** BEGIN PROVIDED DATA **
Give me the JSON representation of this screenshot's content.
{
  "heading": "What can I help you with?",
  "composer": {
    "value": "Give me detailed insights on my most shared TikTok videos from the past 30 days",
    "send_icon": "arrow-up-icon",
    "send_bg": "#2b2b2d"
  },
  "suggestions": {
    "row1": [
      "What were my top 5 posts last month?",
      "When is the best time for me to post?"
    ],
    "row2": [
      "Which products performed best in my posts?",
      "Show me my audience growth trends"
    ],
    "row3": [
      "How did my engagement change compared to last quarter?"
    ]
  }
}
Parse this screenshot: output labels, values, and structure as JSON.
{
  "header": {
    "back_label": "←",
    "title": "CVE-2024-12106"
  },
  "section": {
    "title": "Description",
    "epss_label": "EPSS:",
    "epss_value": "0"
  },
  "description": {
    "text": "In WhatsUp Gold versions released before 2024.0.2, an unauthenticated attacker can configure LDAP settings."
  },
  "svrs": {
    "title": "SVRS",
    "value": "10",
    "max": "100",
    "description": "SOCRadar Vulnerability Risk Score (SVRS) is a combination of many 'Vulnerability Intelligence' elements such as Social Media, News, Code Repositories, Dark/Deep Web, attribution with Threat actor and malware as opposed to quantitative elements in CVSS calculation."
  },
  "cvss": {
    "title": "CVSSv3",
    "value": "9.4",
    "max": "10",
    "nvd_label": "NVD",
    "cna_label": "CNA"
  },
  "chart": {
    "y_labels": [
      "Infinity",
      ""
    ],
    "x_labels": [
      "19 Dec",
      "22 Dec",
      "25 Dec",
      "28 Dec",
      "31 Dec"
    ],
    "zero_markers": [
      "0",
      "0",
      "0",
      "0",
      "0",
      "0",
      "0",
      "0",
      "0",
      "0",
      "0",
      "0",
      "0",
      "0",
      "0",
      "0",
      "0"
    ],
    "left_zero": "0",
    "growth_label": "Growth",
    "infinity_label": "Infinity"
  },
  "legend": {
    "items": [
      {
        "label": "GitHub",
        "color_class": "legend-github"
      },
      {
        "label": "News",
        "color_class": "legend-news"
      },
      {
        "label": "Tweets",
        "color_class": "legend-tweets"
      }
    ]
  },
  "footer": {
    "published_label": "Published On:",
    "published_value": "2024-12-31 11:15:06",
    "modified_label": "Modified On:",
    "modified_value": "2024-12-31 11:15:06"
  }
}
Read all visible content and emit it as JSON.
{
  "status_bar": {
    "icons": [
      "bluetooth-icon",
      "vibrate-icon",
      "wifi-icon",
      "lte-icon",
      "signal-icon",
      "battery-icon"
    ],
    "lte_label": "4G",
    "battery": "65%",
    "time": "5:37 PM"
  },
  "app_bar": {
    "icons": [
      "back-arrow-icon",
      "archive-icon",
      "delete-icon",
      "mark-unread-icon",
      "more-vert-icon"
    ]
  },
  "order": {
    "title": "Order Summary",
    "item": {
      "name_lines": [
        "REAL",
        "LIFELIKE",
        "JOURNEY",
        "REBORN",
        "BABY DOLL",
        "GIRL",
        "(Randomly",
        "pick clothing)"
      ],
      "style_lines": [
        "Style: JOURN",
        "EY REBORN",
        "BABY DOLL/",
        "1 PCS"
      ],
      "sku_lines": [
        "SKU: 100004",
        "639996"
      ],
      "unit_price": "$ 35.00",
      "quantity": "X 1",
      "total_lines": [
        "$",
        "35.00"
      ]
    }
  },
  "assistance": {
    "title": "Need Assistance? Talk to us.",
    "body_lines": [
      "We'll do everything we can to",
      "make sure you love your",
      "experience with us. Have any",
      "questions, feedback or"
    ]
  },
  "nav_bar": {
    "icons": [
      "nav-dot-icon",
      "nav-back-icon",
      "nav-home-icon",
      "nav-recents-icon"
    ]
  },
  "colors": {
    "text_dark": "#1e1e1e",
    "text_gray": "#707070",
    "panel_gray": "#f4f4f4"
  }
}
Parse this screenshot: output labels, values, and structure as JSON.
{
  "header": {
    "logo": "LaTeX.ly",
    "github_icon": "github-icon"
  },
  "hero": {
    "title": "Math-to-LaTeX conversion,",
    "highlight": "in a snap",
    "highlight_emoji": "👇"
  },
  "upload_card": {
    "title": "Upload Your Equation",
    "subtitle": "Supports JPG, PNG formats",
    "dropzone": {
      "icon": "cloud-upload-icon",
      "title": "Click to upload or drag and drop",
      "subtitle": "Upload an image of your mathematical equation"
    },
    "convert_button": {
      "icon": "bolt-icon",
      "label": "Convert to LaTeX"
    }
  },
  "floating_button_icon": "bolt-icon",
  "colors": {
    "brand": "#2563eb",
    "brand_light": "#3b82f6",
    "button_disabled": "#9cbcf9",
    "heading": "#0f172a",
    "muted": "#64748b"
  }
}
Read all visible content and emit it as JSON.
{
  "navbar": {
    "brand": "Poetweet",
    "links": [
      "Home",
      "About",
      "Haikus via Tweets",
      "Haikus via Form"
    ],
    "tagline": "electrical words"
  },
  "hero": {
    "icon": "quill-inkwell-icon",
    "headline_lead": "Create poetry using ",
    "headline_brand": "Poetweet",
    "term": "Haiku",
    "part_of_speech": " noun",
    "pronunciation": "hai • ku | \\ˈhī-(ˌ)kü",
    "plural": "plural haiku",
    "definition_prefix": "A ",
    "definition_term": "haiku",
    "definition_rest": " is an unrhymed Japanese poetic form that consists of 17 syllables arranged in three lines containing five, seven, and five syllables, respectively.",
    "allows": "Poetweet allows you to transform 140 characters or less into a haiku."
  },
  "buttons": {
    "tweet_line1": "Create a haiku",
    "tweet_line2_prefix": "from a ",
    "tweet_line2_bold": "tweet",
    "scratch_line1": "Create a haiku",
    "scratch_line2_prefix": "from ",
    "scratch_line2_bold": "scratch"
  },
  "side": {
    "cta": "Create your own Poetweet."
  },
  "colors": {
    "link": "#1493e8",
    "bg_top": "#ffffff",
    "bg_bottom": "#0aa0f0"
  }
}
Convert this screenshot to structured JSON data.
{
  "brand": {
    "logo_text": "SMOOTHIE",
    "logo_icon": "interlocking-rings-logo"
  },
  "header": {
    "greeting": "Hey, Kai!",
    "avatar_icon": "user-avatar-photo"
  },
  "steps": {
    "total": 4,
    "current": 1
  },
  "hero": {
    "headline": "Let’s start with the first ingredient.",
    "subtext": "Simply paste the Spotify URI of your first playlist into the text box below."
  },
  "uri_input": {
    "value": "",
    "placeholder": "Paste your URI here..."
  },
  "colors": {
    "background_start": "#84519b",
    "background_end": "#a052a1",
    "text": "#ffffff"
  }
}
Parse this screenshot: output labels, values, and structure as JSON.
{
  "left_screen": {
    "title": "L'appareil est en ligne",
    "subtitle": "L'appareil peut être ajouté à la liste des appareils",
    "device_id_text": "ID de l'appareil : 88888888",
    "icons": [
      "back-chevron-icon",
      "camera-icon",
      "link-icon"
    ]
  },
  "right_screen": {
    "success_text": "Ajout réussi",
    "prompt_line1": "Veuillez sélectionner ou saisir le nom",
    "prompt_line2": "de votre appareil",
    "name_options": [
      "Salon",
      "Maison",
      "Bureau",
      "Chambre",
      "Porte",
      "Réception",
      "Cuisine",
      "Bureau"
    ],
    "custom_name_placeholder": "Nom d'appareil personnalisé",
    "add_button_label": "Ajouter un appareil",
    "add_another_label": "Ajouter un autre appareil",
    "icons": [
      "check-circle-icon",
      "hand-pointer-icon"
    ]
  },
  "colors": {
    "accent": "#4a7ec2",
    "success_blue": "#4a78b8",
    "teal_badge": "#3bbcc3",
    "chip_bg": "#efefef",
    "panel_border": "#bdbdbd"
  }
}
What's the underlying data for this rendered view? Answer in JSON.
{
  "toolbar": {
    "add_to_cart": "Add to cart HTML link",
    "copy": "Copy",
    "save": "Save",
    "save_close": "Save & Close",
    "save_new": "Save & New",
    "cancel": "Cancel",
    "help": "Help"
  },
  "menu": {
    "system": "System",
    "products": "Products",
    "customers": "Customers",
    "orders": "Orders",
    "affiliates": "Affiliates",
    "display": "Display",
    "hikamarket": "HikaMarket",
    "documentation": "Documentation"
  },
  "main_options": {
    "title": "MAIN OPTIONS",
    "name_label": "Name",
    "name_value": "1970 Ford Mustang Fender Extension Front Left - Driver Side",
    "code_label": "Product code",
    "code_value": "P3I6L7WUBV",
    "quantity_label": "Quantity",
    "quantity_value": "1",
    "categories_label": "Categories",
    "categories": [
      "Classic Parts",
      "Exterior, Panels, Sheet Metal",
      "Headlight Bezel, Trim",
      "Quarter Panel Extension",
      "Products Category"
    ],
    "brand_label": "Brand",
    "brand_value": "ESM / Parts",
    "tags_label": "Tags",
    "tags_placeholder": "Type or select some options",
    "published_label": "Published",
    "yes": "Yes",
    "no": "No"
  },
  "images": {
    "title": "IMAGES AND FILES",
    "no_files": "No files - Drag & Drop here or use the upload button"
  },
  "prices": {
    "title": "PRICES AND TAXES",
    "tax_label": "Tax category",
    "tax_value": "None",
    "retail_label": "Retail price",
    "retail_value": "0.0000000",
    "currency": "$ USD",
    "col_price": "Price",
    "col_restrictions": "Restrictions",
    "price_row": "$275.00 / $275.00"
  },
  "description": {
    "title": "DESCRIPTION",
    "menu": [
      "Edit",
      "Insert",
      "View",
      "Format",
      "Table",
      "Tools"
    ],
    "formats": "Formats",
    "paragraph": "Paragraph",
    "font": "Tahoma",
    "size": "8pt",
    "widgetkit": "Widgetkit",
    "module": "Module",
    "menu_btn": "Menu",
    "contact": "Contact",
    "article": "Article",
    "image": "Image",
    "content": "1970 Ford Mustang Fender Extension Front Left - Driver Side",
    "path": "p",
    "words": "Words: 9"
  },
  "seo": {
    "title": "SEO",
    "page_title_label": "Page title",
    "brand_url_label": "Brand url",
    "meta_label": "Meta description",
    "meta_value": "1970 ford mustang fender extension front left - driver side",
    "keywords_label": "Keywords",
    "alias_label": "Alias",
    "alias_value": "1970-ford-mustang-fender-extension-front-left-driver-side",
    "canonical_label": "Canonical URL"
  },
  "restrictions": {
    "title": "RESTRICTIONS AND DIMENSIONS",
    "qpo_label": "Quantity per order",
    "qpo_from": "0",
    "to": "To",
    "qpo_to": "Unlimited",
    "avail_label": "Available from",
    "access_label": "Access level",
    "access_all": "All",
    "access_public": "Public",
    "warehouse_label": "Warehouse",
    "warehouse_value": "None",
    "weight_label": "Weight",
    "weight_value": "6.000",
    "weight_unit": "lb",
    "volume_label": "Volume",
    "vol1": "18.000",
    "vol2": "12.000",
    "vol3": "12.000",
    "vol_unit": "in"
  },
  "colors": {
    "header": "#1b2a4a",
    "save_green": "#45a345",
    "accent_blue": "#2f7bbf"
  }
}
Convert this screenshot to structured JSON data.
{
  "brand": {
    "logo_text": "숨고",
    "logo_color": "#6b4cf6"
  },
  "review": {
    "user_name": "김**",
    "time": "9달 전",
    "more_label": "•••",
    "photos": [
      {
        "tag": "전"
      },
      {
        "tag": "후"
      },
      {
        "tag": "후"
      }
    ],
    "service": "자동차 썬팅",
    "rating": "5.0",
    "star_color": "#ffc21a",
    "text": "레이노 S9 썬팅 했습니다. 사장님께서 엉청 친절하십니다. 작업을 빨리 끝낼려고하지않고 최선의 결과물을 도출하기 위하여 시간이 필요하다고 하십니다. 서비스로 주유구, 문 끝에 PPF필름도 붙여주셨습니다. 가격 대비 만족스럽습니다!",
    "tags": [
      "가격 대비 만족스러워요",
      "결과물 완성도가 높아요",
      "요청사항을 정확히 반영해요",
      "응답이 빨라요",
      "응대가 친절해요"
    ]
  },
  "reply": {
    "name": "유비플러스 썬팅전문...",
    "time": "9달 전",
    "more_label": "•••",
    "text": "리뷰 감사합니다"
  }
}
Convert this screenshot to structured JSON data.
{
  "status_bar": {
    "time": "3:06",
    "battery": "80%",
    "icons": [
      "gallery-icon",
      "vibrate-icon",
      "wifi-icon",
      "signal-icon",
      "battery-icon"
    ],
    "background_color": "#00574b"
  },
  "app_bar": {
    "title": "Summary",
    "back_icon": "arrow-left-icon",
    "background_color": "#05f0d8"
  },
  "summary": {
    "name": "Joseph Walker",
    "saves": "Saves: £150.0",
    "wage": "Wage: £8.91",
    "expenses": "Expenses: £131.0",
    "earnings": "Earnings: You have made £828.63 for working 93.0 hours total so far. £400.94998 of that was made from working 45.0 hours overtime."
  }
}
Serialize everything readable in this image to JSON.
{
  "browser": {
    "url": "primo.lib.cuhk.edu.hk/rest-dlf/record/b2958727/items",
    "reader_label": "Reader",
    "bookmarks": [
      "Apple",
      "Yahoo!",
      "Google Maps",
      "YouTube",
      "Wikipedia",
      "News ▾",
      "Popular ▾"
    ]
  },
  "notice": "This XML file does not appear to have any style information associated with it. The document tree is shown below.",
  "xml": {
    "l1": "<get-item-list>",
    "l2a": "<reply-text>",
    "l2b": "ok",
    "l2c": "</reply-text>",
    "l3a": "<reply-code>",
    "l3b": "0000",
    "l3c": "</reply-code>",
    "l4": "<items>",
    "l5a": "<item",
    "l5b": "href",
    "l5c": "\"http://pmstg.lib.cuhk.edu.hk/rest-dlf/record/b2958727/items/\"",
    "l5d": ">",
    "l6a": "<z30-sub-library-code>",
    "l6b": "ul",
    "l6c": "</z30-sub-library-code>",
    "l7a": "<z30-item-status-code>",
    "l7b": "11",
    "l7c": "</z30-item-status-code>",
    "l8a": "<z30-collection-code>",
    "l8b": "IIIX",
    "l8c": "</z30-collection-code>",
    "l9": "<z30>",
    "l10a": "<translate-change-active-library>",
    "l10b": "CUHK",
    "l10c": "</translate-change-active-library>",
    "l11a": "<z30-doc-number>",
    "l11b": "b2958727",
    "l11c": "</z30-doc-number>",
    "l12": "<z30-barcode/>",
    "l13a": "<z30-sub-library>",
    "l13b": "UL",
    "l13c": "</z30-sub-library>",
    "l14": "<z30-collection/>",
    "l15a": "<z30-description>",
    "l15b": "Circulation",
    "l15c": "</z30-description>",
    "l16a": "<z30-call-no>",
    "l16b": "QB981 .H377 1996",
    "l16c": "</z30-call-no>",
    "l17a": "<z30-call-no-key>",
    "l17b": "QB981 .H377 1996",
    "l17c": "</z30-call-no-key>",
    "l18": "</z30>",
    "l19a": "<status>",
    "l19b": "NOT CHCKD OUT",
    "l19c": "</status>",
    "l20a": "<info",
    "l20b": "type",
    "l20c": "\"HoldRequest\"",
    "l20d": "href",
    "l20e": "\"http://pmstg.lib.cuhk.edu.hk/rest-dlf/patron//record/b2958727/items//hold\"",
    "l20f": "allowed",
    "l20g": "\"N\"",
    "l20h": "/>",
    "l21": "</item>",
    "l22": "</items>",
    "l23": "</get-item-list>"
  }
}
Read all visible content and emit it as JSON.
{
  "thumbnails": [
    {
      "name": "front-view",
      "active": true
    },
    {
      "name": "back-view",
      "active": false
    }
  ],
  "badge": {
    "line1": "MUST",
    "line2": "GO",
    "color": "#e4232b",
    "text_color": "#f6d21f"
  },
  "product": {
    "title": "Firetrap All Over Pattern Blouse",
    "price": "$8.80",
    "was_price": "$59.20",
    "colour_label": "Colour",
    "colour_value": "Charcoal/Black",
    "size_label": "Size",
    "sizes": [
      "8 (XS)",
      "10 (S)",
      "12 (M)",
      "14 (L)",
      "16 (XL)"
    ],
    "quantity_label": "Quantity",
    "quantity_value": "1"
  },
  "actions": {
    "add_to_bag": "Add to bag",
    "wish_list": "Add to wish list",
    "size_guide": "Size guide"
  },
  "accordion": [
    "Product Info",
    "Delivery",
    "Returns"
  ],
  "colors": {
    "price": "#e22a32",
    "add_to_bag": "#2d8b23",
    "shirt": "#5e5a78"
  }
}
** END PROVIDED DATA **
• [TASK TO CARRY OUT]: Take each line of the material that contains the word "Ajouter" and list it.

• [WRITTEN RESPONSE]:
    "add_button_label": "Ajouter un appareil",
    "add_another_label": "Ajouter un autre appareil",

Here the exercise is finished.